What needs to be done >>
Transcribe every line of the listing below verbatim, omitting the pictures from your answer.

Extracted data entries:
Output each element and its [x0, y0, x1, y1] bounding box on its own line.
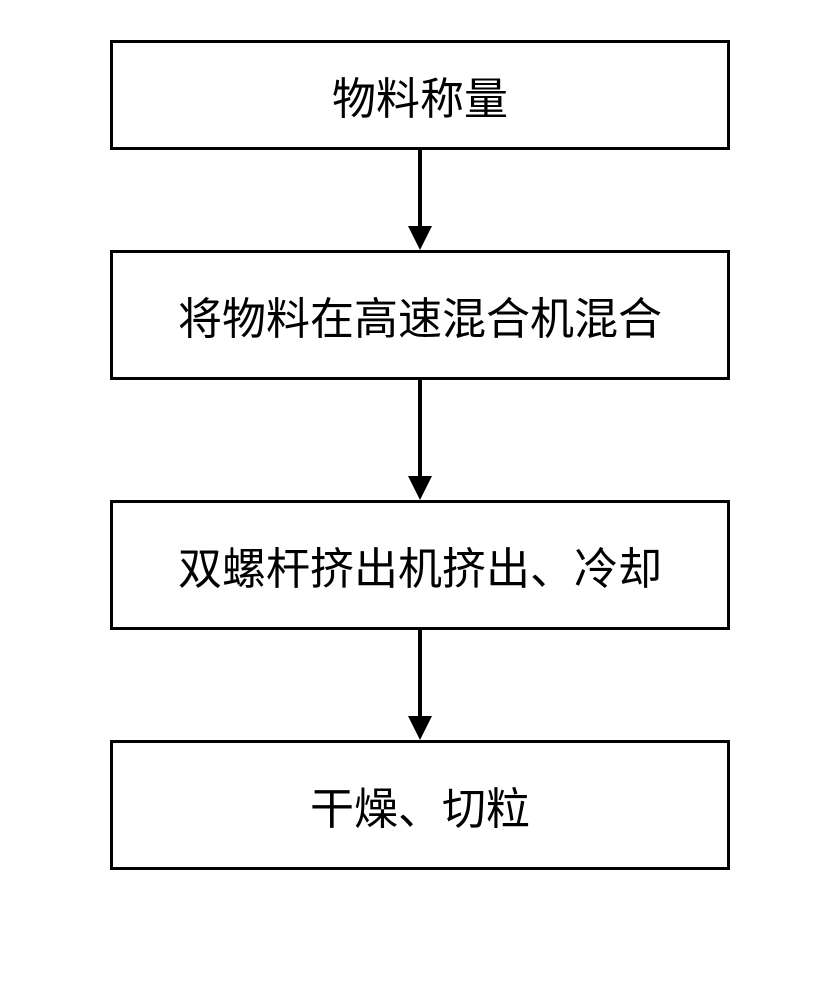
flowchart-arrow-2 — [408, 380, 432, 500]
flowchart-step-4: 干燥、切粒 — [110, 740, 730, 870]
flowchart-arrow-3 — [408, 630, 432, 740]
flowchart-step-2-label: 将物料在高速混合机混合 — [178, 283, 662, 347]
flowchart-step-3-label: 双螺杆挤出机挤出、冷却 — [178, 533, 662, 597]
flowchart-arrow-1 — [408, 150, 432, 250]
flowchart-step-4-label: 干燥、切粒 — [310, 773, 530, 837]
flowchart-step-1: 物料称量 — [110, 40, 730, 150]
flowchart-step-1-label: 物料称量 — [332, 63, 508, 127]
flowchart-step-3: 双螺杆挤出机挤出、冷却 — [110, 500, 730, 630]
flowchart-step-2: 将物料在高速混合机混合 — [110, 250, 730, 380]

Solution for this exercise >>
Output each element and its [x0, y0, x1, y1] bounding box on its own line.
flowchart-arrow-2 — [408, 380, 432, 500]
flowchart-step-4: 干燥、切粒 — [110, 740, 730, 870]
flowchart-arrow-3 — [408, 630, 432, 740]
flowchart-step-2-label: 将物料在高速混合机混合 — [178, 283, 662, 347]
flowchart-step-3-label: 双螺杆挤出机挤出、冷却 — [178, 533, 662, 597]
flowchart-arrow-1 — [408, 150, 432, 250]
flowchart-step-4-label: 干燥、切粒 — [310, 773, 530, 837]
flowchart-step-1: 物料称量 — [110, 40, 730, 150]
flowchart-step-1-label: 物料称量 — [332, 63, 508, 127]
flowchart-step-3: 双螺杆挤出机挤出、冷却 — [110, 500, 730, 630]
flowchart-step-2: 将物料在高速混合机混合 — [110, 250, 730, 380]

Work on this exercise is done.